* Selection
-- begin --
March 6 (Bloomberg) — Liquefied natural gas suppliers are readying for increased demand from European countries seeking to diversify access to the fuel amid concern about Russian shipments after its military intervention in Ukraine.

Hoegh LNG Holdings Ltd. and Golar LNG Ltd. this week predicted gains from the dispute in Ukraine, the transit country for more than 15 percent of Europe’s gas use. Demand may boost the need for floating LNG import terminals such as the one Hoegh will deliver to Lithuania this year, Chief Executive Officer Sveinung Stoehle said.

“It will create an extra push in demand,” he said in an interview in Oslo yesterday. “It will put even more focus on energy independence, especially on gas. The only way you can be independent on gas is to import LNG.”

Concern about supply disruptions are showing across the gas market. Exports from Russia to Europe jumped to the highest level in three weeks as buyers built up stocks while U.K. gas prices on March 3 posted the biggest gain since 2011.

The events in Ukraine may reverse a “marked drop-down in LNG shipping into Europe,” Brian Tienzo, Chief Financial Officer at Golar LNG, said in an interview yesterday at a DNB ASA conference in Oslo. “With the Ukrainian events coming through, there might be a need for the Europeans to actually take in the stock.”

German Demand

Russia shipped 505 million cubic meters of gas to Europe, excluding Baltic countries, on March 4, the highest level since Feb. 7, according to data from CDU-TEK, a unit of the Russian Energy Ministry.

LNG exports from the U.S., which is building plants to ship the fuel after a boom in production, will boost global annual supply by about 40 million metric tons in 2017 from 250 million, Stoehle said. That’s creating demand for import terminals and tankers that will extend to European nations such as Ukraine, Belarus, Romania, Italy and Croatia, he said.

While he doesn’t see a major effect, Golar’s Tienzo said there could be long-term changes in the European gas market stemming from the crisis.

“Germany is one that you can look at,” he said. “They don’t have as many nuclear power generators that they can rely on, and they may feel that actually what they need to do is spread out their sources” of natural gas.

Cold War

If the Ukraine crisis escalates into a new “cold war,” more nations may consider increasing LNG imports, with European facilities operating at roughly a third of capacity at the moment, said Dragos Talvescu, a partner at Oslo-based consultant Sund Energy. In the meantime, Europe can’t afford to turn down cheaper Russian gas, while LNG sellers look for higher prices in Asia, he said.

“It’ll be difficult for LNG to compete with Russian gas in the period up to 2020,” he said by phone yesterday. “It’s hard to believe that Europe will opt out of Russian gas just because it’s Russian.”
-- end --
* Short problem 1
According to the article on LNG demand, what share of Europe's gas use passes through Ukraine?
* Short problem 2
From the article on LNG demand, transcribe the passage that opens with the words containing "Hoegh LNG Holdings" and closes with "gain since 2011.".
* Short problem 3
Check each statement against the article on LNG demand and answer yes or no, quoting the words that decide it: (a) Hoegh will deliver a floating LNG import terminal to Lithuania this year. (b) On March 3, U.K. gas prices posted their biggest gain since 2008. (c) European LNG facilities are currently running at about half of capacity.

* Supplied information
-- begin --
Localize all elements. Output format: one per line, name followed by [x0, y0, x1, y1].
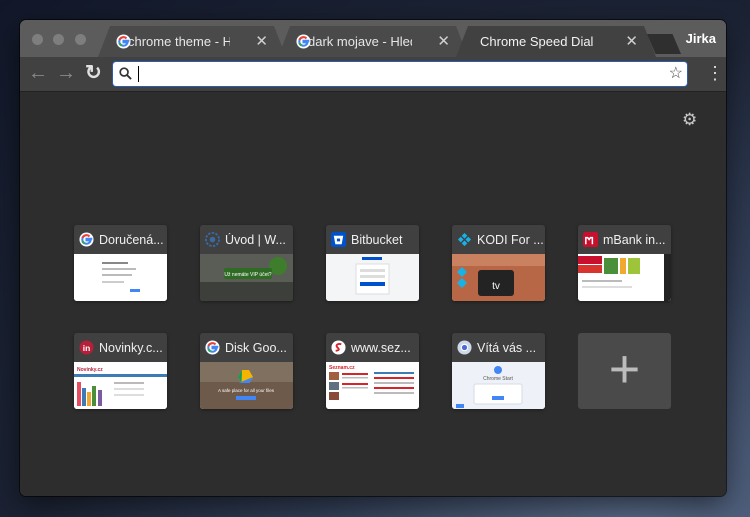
-- end --
* Expected answer 1
More than 15 percent.

* Expected answer 2
Hoegh LNG Holdings Ltd. and Golar LNG Ltd. this week predicted gains from the dispute in Ukraine, the transit country for more than 15 percent of Europe’s gas use. Demand may boost the need for floating LNG import terminals such as the one Hoegh will deliver to Lithuania this year, Chief Executive Officer Sveinung Stoehle said.

“It will create an extra push in demand,” he said in an interview in Oslo yesterday. “It will put even more focus on energy independence, especially on gas. The only way you can be independent on gas is to import LNG.”

Concern about supply disruptions are showing across the gas market. Exports from Russia to Europe jumped to the highest level in three weeks as buyers built up stocks while U.K. gas prices on March 3 posted the biggest gain since 2011.

* Expected answer 3
(a) Yes: "such as the one Hoegh will deliver to Lithuania this year"
(b) No: "U.K. gas prices on March 3 posted the biggest gain since 2011"
(c) No: "European facilities operating at roughly a third of capacity at the moment"